Text provided>
☆ ☆ ☆ ☆ ☆
Anonymous
Post 08/20/2022 13:28     Subject: Nanny candidate told us in the interview that our job wasn’t for her.

This is rare DCUM consensus. Or near consensus.

We all must know, what was the “one thing”? This is anonymous board nobody will know who you are come on, spill beans!
Anonymous
Post 08/20/2022 13:22     Subject: Nanny candidate told us in the interview that our job wasn’t for her.

Anonymous wrote:I had a phone interview with someone for our nanny position who seemed great. She came to our house for an in-person interview and we really liked her. Then, one aspect of the job wasn’t appealing to her and she told us right there in the interview while holding our baby that she was no longer interested in our job because of that one aspect. Then it was so awkward!! She had to hand us back our baby, gather her things, and leave while making really uncomfortable small talk.

Why didn’t she wait and decline the job when offered in email or on the phone?! You don’t do it during the interview in the person’s home to their face!!!
☆ ☆ ☆ ☆ ☆
The request> Please repeat the forum thread about the nanny interview word for word, starting with "We all must" and going on through "to their face!!!".

Stored records>
☆ ☆ ☆ ☆ ☆
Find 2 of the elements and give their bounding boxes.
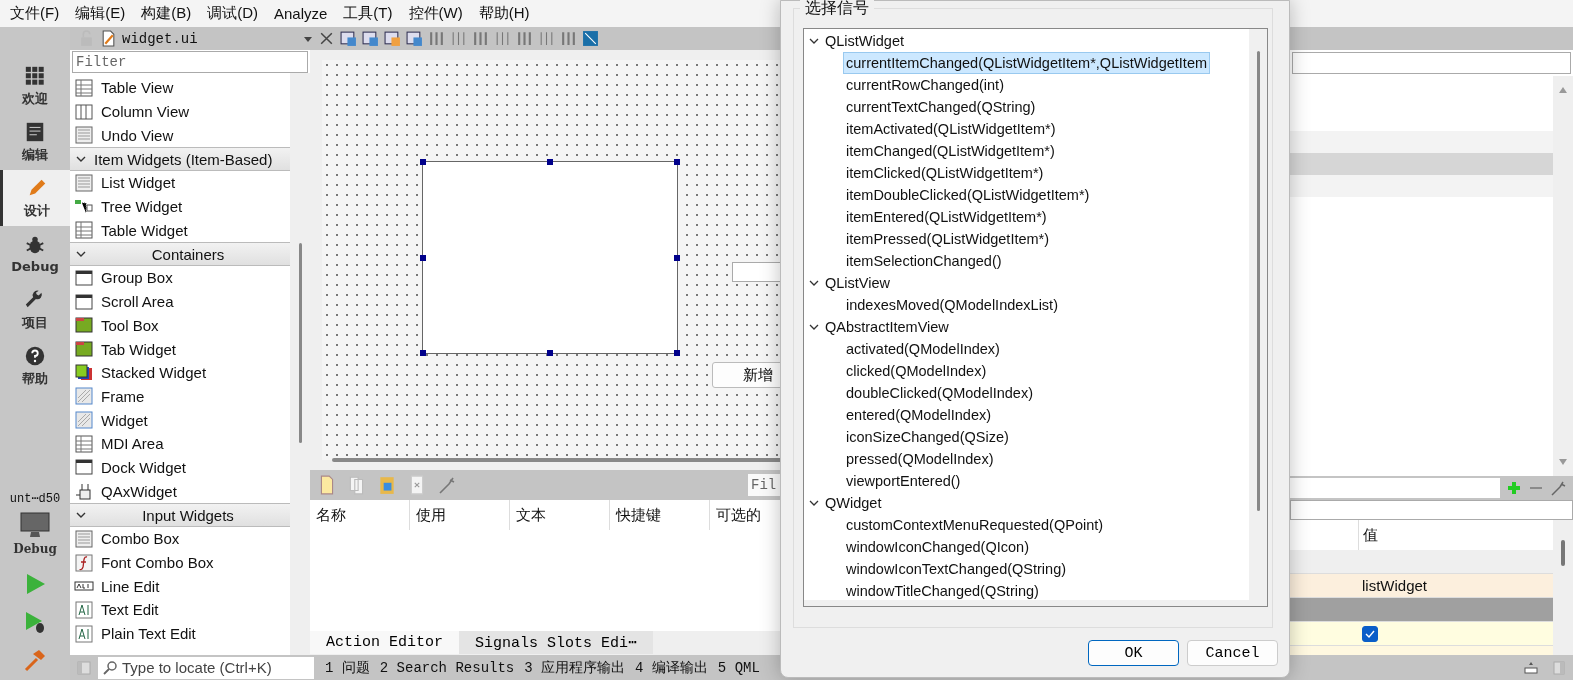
☆ ☆ ☆ ☆ ☆
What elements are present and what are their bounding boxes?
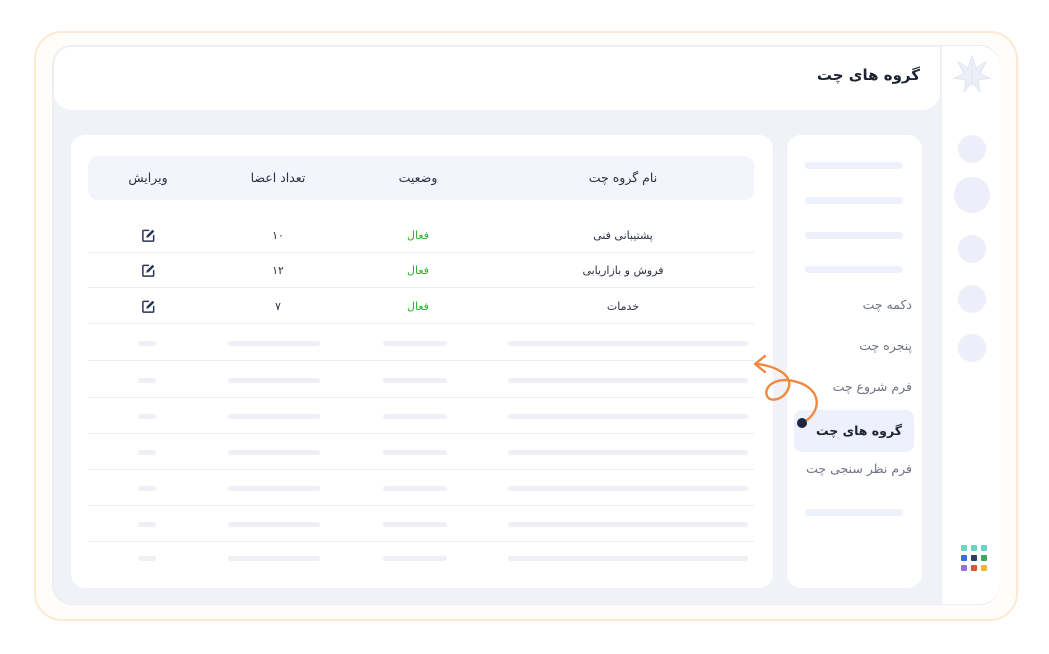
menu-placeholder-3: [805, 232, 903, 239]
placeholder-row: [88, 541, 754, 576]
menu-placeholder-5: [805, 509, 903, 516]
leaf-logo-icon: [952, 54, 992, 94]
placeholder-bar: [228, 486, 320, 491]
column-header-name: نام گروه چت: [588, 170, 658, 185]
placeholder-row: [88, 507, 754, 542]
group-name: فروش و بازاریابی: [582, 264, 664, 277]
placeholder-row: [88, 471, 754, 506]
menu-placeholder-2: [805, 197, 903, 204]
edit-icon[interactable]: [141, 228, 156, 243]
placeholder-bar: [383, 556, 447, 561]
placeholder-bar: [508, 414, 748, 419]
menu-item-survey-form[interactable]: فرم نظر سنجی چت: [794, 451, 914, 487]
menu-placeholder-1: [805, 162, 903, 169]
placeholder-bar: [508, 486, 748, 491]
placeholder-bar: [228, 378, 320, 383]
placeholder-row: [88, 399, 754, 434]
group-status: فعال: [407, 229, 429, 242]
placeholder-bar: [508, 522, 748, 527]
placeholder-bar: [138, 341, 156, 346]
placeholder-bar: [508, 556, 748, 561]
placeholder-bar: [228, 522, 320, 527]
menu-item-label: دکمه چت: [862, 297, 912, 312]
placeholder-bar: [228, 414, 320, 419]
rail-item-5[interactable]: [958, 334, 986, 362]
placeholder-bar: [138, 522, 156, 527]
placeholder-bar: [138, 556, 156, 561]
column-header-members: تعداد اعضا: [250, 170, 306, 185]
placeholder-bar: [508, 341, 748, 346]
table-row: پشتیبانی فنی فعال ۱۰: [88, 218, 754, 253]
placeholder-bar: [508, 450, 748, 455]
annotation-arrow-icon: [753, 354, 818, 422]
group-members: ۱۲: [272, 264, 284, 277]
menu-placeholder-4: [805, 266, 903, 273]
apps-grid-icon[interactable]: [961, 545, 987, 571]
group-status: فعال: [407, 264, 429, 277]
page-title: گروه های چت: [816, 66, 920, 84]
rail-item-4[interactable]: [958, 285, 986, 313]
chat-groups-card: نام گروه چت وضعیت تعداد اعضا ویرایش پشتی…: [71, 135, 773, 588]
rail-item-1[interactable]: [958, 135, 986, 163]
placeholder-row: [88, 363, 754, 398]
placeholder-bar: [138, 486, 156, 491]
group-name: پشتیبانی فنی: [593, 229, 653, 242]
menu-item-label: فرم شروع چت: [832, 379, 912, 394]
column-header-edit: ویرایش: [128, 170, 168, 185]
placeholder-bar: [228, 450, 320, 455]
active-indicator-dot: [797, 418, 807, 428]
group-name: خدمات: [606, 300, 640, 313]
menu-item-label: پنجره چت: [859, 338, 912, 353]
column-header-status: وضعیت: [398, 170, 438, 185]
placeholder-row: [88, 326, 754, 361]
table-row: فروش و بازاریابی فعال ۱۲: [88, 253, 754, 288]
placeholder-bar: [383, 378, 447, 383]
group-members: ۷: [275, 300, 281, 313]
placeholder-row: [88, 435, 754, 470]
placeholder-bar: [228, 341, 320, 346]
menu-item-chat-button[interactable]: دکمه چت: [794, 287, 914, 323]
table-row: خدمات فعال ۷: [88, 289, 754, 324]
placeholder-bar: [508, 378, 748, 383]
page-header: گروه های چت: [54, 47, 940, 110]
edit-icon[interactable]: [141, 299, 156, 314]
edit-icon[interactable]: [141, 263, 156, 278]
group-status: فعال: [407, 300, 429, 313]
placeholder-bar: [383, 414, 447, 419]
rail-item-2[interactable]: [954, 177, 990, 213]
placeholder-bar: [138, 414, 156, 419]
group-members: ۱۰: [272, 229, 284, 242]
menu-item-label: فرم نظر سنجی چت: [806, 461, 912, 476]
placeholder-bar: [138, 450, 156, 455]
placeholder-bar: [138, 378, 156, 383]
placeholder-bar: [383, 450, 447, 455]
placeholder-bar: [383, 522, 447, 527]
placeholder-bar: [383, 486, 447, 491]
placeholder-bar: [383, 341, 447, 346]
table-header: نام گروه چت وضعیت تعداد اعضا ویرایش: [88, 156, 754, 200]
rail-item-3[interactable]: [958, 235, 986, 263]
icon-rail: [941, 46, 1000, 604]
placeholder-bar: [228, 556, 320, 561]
☆ ☆ ☆ ☆ ☆
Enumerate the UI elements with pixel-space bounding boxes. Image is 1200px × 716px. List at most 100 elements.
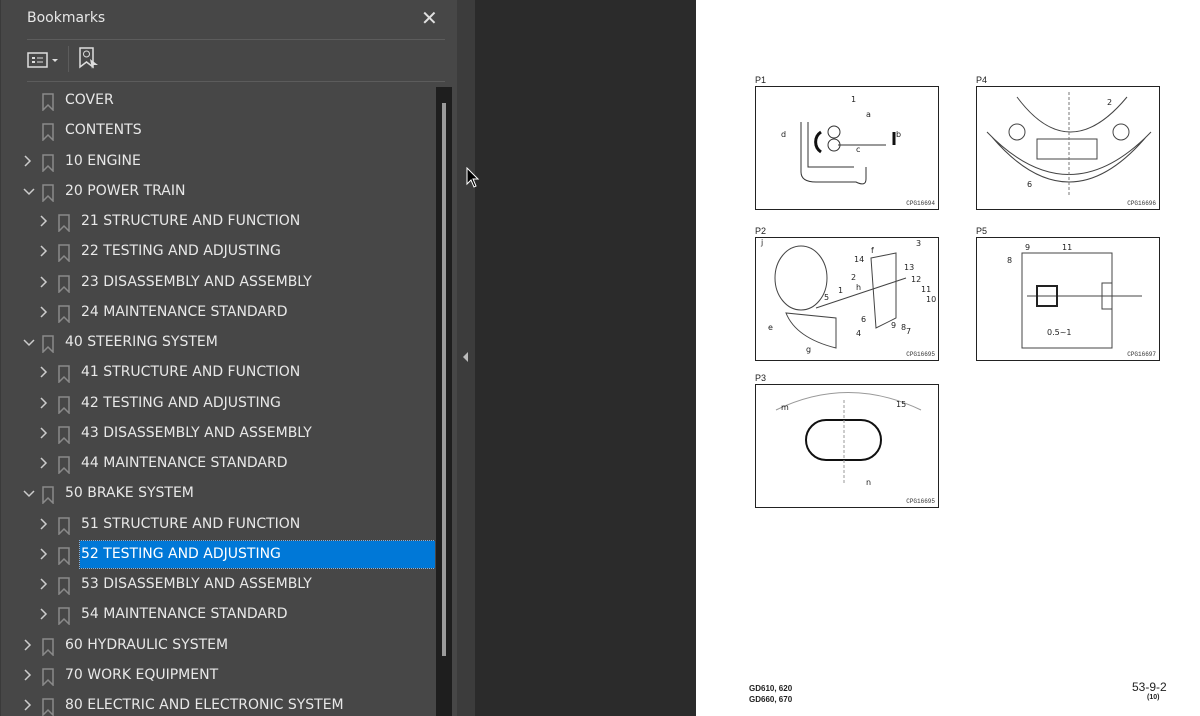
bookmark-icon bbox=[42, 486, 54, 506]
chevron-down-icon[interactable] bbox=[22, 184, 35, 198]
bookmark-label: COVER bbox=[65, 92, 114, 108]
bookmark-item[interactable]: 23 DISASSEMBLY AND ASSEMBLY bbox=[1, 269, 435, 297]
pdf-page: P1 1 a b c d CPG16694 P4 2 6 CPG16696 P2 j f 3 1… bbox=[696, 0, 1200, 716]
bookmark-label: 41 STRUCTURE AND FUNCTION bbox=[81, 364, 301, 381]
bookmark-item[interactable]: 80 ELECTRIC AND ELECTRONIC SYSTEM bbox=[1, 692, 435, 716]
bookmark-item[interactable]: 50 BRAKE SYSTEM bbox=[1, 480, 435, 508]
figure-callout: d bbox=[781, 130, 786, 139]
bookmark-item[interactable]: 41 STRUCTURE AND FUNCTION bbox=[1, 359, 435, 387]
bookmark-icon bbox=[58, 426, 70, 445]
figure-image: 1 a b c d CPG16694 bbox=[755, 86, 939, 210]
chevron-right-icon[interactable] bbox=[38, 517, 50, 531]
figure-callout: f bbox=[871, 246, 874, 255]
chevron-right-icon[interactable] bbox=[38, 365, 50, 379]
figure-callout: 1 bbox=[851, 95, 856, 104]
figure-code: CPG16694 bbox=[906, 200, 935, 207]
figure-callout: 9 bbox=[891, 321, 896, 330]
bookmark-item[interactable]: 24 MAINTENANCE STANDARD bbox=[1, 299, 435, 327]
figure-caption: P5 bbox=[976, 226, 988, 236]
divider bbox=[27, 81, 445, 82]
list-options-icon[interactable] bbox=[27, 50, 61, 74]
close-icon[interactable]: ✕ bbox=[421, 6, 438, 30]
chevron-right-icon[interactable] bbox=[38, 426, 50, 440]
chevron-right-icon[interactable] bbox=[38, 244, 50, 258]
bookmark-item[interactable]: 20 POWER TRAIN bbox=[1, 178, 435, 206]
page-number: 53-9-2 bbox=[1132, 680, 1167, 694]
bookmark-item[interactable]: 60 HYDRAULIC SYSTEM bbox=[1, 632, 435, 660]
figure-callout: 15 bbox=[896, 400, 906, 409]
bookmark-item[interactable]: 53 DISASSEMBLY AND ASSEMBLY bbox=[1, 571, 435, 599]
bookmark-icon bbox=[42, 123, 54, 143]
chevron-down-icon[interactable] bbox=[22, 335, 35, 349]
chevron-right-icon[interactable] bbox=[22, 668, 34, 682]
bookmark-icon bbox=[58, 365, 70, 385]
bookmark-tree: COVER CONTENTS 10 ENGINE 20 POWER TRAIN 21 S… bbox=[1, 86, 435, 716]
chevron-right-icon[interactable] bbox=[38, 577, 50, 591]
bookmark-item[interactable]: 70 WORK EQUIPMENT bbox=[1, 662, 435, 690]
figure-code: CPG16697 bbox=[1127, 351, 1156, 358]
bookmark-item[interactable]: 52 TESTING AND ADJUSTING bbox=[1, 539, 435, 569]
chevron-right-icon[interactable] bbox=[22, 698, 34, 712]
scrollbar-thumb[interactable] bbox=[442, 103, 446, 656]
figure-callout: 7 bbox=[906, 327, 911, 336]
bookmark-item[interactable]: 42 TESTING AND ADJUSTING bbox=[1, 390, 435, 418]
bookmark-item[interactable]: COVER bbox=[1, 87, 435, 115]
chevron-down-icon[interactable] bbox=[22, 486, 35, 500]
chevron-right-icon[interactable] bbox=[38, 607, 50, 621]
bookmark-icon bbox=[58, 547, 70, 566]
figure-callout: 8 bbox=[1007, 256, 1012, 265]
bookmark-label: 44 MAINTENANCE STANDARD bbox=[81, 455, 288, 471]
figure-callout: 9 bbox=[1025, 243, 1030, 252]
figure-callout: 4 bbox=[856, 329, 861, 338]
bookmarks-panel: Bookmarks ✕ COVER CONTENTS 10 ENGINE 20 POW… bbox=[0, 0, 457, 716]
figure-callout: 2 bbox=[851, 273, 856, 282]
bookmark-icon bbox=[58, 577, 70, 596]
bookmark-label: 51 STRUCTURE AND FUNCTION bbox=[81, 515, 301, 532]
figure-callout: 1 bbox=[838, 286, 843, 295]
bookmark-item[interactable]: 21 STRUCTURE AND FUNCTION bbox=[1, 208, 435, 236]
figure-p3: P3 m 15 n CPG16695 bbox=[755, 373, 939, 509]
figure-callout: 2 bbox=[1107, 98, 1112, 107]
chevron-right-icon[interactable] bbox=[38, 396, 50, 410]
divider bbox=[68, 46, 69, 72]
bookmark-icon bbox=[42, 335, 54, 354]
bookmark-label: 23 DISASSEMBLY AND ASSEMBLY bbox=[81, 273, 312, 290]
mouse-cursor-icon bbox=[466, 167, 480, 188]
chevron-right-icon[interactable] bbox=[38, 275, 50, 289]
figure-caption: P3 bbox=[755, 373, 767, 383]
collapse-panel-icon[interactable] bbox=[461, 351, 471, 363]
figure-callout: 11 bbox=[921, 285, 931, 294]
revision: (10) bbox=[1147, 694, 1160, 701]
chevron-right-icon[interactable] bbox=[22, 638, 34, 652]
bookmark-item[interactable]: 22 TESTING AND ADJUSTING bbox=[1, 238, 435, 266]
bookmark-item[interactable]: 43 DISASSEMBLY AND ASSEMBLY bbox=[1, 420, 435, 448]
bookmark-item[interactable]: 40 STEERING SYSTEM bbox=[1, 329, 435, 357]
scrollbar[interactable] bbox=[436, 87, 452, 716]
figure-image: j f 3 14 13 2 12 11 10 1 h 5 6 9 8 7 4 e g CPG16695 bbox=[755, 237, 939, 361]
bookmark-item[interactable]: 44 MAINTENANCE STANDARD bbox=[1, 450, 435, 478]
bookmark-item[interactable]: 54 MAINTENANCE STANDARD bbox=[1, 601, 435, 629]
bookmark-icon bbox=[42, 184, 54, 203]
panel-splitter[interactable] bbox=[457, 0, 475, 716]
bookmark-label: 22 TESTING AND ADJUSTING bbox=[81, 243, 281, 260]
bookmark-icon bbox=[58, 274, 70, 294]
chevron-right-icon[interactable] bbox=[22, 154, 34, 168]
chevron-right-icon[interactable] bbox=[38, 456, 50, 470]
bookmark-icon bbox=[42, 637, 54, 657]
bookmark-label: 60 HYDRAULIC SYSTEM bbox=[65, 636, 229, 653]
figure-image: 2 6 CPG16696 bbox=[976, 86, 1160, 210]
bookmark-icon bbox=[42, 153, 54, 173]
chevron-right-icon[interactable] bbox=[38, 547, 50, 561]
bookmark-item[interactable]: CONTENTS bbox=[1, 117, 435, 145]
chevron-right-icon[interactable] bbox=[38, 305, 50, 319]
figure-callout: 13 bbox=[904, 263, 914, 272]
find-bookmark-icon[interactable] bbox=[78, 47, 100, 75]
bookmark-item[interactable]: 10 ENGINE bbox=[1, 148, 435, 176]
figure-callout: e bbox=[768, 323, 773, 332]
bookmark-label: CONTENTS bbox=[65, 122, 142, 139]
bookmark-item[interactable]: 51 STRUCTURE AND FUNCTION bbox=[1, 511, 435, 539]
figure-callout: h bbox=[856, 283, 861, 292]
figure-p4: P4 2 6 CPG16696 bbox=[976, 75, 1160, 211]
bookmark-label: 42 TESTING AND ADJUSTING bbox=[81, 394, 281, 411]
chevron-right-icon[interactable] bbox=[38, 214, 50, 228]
☆ ☆ ☆ ☆ ☆
Output of the exercise>
We all must know, what was the “one thing”? This is anonymous board nobody will know who you are come on, spill beans!
Anonymous
Post 08/20/2022 13:22     Subject: Nanny candidate told us in the interview that our job wasn’t for her.

Anonymous wrote:I had a phone interview with someone for our nanny position who seemed great. She came to our house for an in-person interview and we really liked her. Then, one aspect of the job wasn’t appealing to her and she told us right there in the interview while holding our baby that she was no longer interested in our job because of that one aspect. Then it was so awkward!! She had to hand us back our baby, gather her things, and leave while making really uncomfortable small talk.

Why didn’t she wait and decline the job when offered in email or on the phone?! You don’t do it during the interview in the person’s home to their face!!!